What you should do |
Pull out each line of the records holding the string "problems".
>> BEGIN
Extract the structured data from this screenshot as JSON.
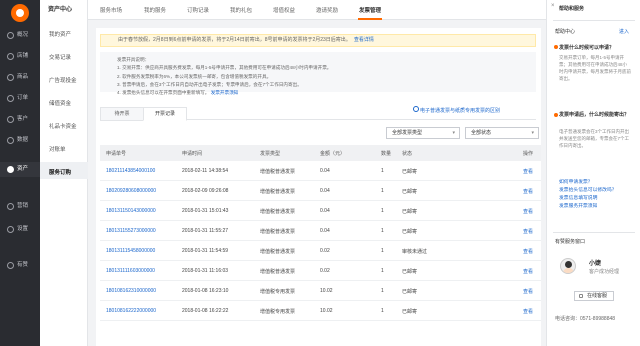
{
  "nav": {
    "items": [
      {
        "label": "概况"
      },
      {
        "label": "店铺"
      },
      {
        "label": "商品"
      },
      {
        "label": "订单"
      },
      {
        "label": "客户"
      },
      {
        "label": "数据"
      },
      {
        "label": "资产"
      },
      {
        "label": "营销"
      },
      {
        "label": "设置"
      },
      {
        "label": "有赞"
      }
    ]
  },
  "sub": {
    "title": "资产中心",
    "items": [
      "我的资产",
      "交易记录",
      "广告现投金",
      "储值资金",
      "礼品卡资金",
      "对账单",
      "服务订购"
    ]
  },
  "tabs": [
    "服务市场",
    "我的服务",
    "订购记录",
    "我的礼包",
    "增值权益",
    "邀请奖励",
    "发票管理"
  ],
  "notice": {
    "text": "由于春节放假，2月8日到6点前申请的发票，将于2月14日前寄出，8号前申请的发票将于2月23日后寄出。",
    "link": "查看详情"
  },
  "info": [
    "发票开具说明：",
    "1. 交易开票：供应商开具服务费发票，每月1-5号申请开票，其他费用可在申请成功后48小时内申请开票。",
    "2. 软件服务发票税率为6%，本公司发票统一邮寄，包含增值税发票的开具。",
    "3. 普票申请后，会在3个工作日内自动开出电子发票；专票申请后，会在7个工作日内寄出。",
    "4. 发票抬头信息可以在开票页面中重新填写。"
  ],
  "info_link": "发票开票须知",
  "subtabs": [
    "待开票",
    "开票记录"
  ],
  "ext_link": "电子普通发票与纸质专用发票的区别",
  "filters": {
    "type": "全部发票类型",
    "status": "全部状态"
  },
  "table": {
    "headers": [
      "申请单号",
      "申请时间",
      "发票类型",
      "金额（元）",
      "数量",
      "状态",
      "操作"
    ],
    "rows": [
      [
        "180211143854000100",
        "2018-02-11 14:38:54",
        "增值税普通发票",
        "0.04",
        "1",
        "已邮寄",
        "查看"
      ],
      [
        "180209280608000000",
        "2018-02-09 09:26:08",
        "增值税普通发票",
        "0.04",
        "1",
        "已邮寄",
        "查看"
      ],
      [
        "180131150143000000",
        "2018-01-31 15:01:43",
        "增值税普通发票",
        "0.04",
        "1",
        "已邮寄",
        "查看"
      ],
      [
        "180131155273000000",
        "2018-01-31 11:55:27",
        "增值税普通发票",
        "0.04",
        "1",
        "已邮寄",
        "查看"
      ],
      [
        "180131115458000000",
        "2018-01-31 11:54:59",
        "增值税普通发票",
        "0.02",
        "1",
        "审核未通过",
        "查看"
      ],
      [
        "180131111603000000",
        "2018-01-31 11:16:03",
        "增值税普通发票",
        "0.02",
        "1",
        "已邮寄",
        "查看"
      ],
      [
        "180108162310000000",
        "2018-01-08 16:23:10",
        "增值税专用发票",
        "10.02",
        "1",
        "已邮寄",
        "查看"
      ],
      [
        "180108162222000000",
        "2018-01-08 16:22:22",
        "增值税专用发票",
        "10.02",
        "1",
        "已邮寄",
        "查看"
      ]
    ]
  },
  "right": {
    "top": "帮助和服务",
    "help_title": "帮助中心",
    "help_more": "进入",
    "q1": "发票什么时候可以申请？",
    "a1": "交易开票订单，每月1-5号申请开票；其他费用可在申请成功后48小时内申请开票，每月发票将于月底前寄出。",
    "q2": "发票申请后，什么时候能寄出？",
    "a2": "电子普通发票会在3个工作日内开出并发送至您的邮箱，专票会在7个工作日内寄出。",
    "links": [
      "如何申请发票？",
      "发票抬头信息可以修改吗？",
      "发票信息填写说明",
      "发票服务开票须知"
    ],
    "service_title": "有赞服务窗口",
    "agent_name": "小婕",
    "agent_role": "客户成功经理",
    "online_btn": "在线客服",
    "phone": "电话咨询：0571-89988848"
  }
}
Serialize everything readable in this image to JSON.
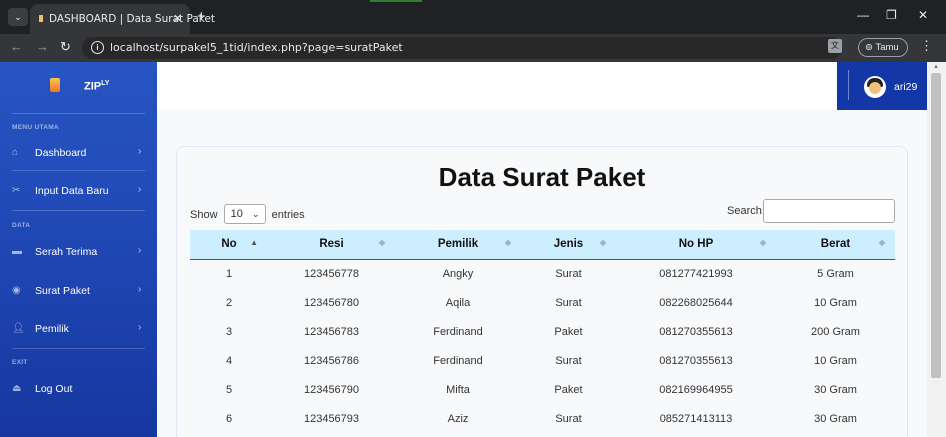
{
  "browser": {
    "tab_title": "DASHBOARD | Data Surat Paket",
    "url": "localhost/surpakel5_1tid/index.php?page=suratPaket",
    "profile_label": "Tamu"
  },
  "sidebar": {
    "brand": "ZIP",
    "brand_sup": "LY",
    "sections": [
      "MENU UTAMA",
      "DATA",
      "EXIT"
    ],
    "items": [
      {
        "label": "Dashboard",
        "icon": "home-icon"
      },
      {
        "label": "Input Data Baru",
        "icon": "tools-icon"
      },
      {
        "label": "Serah Terima",
        "icon": "tray-icon"
      },
      {
        "label": "Surat Paket",
        "icon": "disc-icon"
      },
      {
        "label": "Pemilik",
        "icon": "user-icon"
      },
      {
        "label": "Log Out",
        "icon": "logout-icon"
      }
    ]
  },
  "topbar": {
    "username": "ari29"
  },
  "main": {
    "title": "Data Surat Paket",
    "show_label": "Show",
    "entries_value": "10",
    "entries_label": "entries",
    "search_label": "Search:"
  },
  "table": {
    "columns": [
      "No",
      "Resi",
      "Pemilik",
      "Jenis",
      "No HP",
      "Berat"
    ],
    "rows": [
      [
        "1",
        "123456778",
        "Angky",
        "Surat",
        "081277421993",
        "5 Gram"
      ],
      [
        "2",
        "123456780",
        "Aqila",
        "Surat",
        "082268025644",
        "10 Gram"
      ],
      [
        "3",
        "123456783",
        "Ferdinand",
        "Paket",
        "081270355613",
        "200 Gram"
      ],
      [
        "4",
        "123456786",
        "Ferdinand",
        "Surat",
        "081270355613",
        "10 Gram"
      ],
      [
        "5",
        "123456790",
        "Mifta",
        "Paket",
        "082169964955",
        "30 Gram"
      ],
      [
        "6",
        "123456793",
        "Aziz",
        "Surat",
        "085271413113",
        "30 Gram"
      ]
    ]
  }
}
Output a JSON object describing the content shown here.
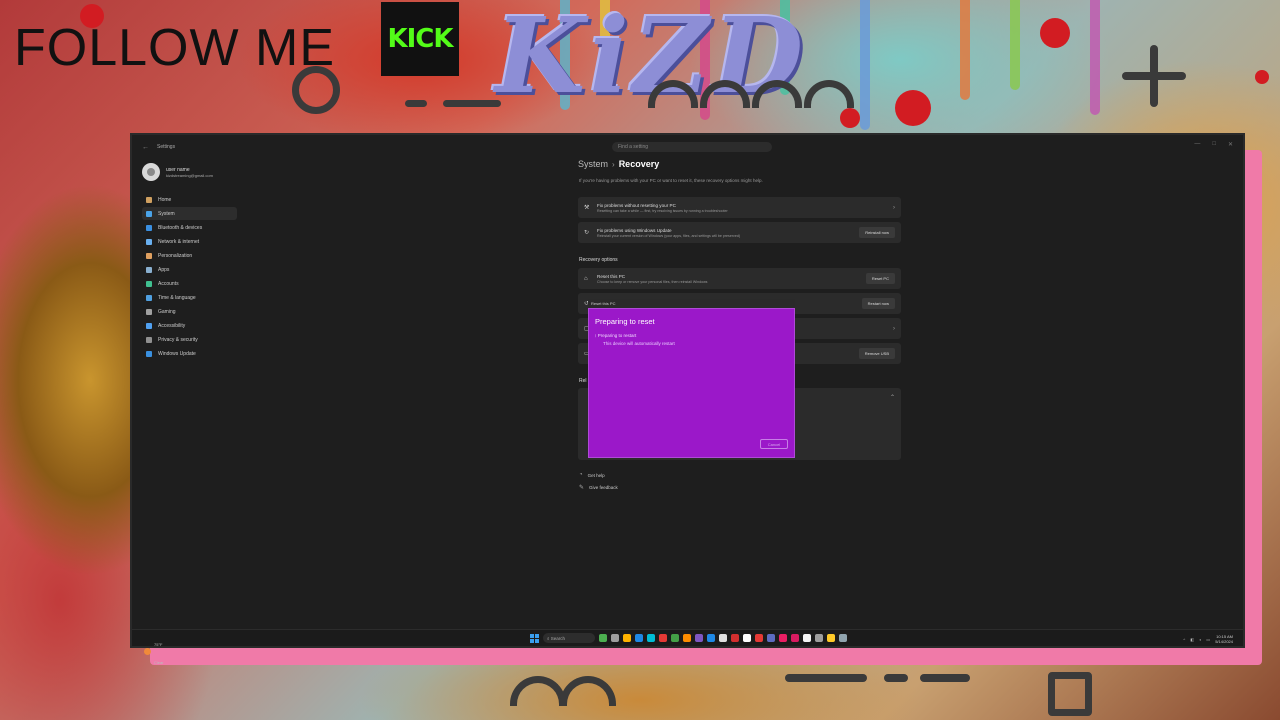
{
  "overlay": {
    "follow_text": "FOLLOW ME",
    "kick_logo": "KICK",
    "brand_logo": "KiZD"
  },
  "window": {
    "title": "Settings",
    "search_placeholder": "Find a setting"
  },
  "profile": {
    "name": "user name",
    "email": "kizdstreaming@gmail.com"
  },
  "sidebar": {
    "items": [
      {
        "label": "Home",
        "icon": "home-icon",
        "color": "#d0a060"
      },
      {
        "label": "System",
        "icon": "monitor-icon",
        "color": "#4aa3e8",
        "active": true
      },
      {
        "label": "Bluetooth & devices",
        "icon": "bluetooth-icon",
        "color": "#3a8fe0"
      },
      {
        "label": "Network & internet",
        "icon": "wifi-icon",
        "color": "#6ab0f0"
      },
      {
        "label": "Personalization",
        "icon": "brush-icon",
        "color": "#e0a060"
      },
      {
        "label": "Apps",
        "icon": "apps-icon",
        "color": "#8ab0d0"
      },
      {
        "label": "Accounts",
        "icon": "person-icon",
        "color": "#40c090"
      },
      {
        "label": "Time & language",
        "icon": "globe-icon",
        "color": "#50a0e0"
      },
      {
        "label": "Gaming",
        "icon": "gamepad-icon",
        "color": "#a0a0a0"
      },
      {
        "label": "Accessibility",
        "icon": "accessibility-icon",
        "color": "#50a0f0"
      },
      {
        "label": "Privacy & security",
        "icon": "shield-icon",
        "color": "#909090"
      },
      {
        "label": "Windows Update",
        "icon": "update-icon",
        "color": "#3a90e0"
      }
    ]
  },
  "main": {
    "breadcrumb_parent": "System",
    "breadcrumb_current": "Recovery",
    "intro": "If you're having problems with your PC or want to reset it, these recovery options might help.",
    "cards": [
      {
        "title": "Fix problems without resetting your PC",
        "sub": "Resetting can take a while — first, try resolving issues by running a troubleshooter",
        "action": "›"
      },
      {
        "title": "Fix problems using Windows Update",
        "sub": "Reinstall your current version of Windows (your apps, files, and settings will be preserved)",
        "action": "Reinstall now"
      }
    ],
    "recovery_heading": "Recovery options",
    "recovery_cards": [
      {
        "title": "Reset this PC",
        "sub": "Choose to keep or remove your personal files, then reinstall Windows",
        "action": "Reset PC"
      },
      {
        "title": "",
        "sub": "",
        "action": "Restart now"
      },
      {
        "title": "",
        "sub": "",
        "action": "›"
      },
      {
        "title": "",
        "sub": "",
        "action": "Remove USB"
      }
    ],
    "related_heading": "Rel",
    "links": [
      {
        "label": "Get help",
        "icon": "help-icon"
      },
      {
        "label": "Give feedback",
        "icon": "feedback-icon"
      }
    ]
  },
  "dialog": {
    "header": "Reset this PC",
    "title": "Preparing to reset",
    "line1": "Preparing to restart",
    "line2": "This device will automatically restart",
    "button": "Cancel"
  },
  "taskbar": {
    "weather_temp": "75°F",
    "weather_desc": "Clear",
    "search_label": "Search",
    "time": "10:15 AM",
    "date": "5/14/2024",
    "apps": [
      "#4caf50",
      "#9e9e9e",
      "#ffb300",
      "#1e88e5",
      "#00bcd4",
      "#e53935",
      "#43a047",
      "#fb8c00",
      "#7e57c2",
      "#1e88e5",
      "#e0e0e0",
      "#d32f2f",
      "#ffffff",
      "#e53935",
      "#5c6bc0",
      "#e91e63",
      "#d81b60",
      "#f5f5f5",
      "#9e9e9e",
      "#ffca28",
      "#90a4ae"
    ]
  }
}
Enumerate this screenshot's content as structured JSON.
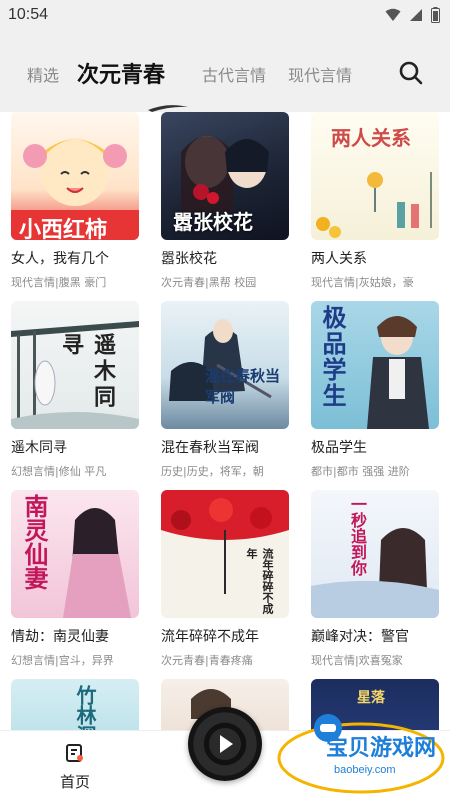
>> END
Solution |
    "intro": "If you're having problems with your PC or want to reset it, these recovery options might help.",
        "title": "Fix problems without resetting your PC",
        "title": "Fix problems using Windows Update",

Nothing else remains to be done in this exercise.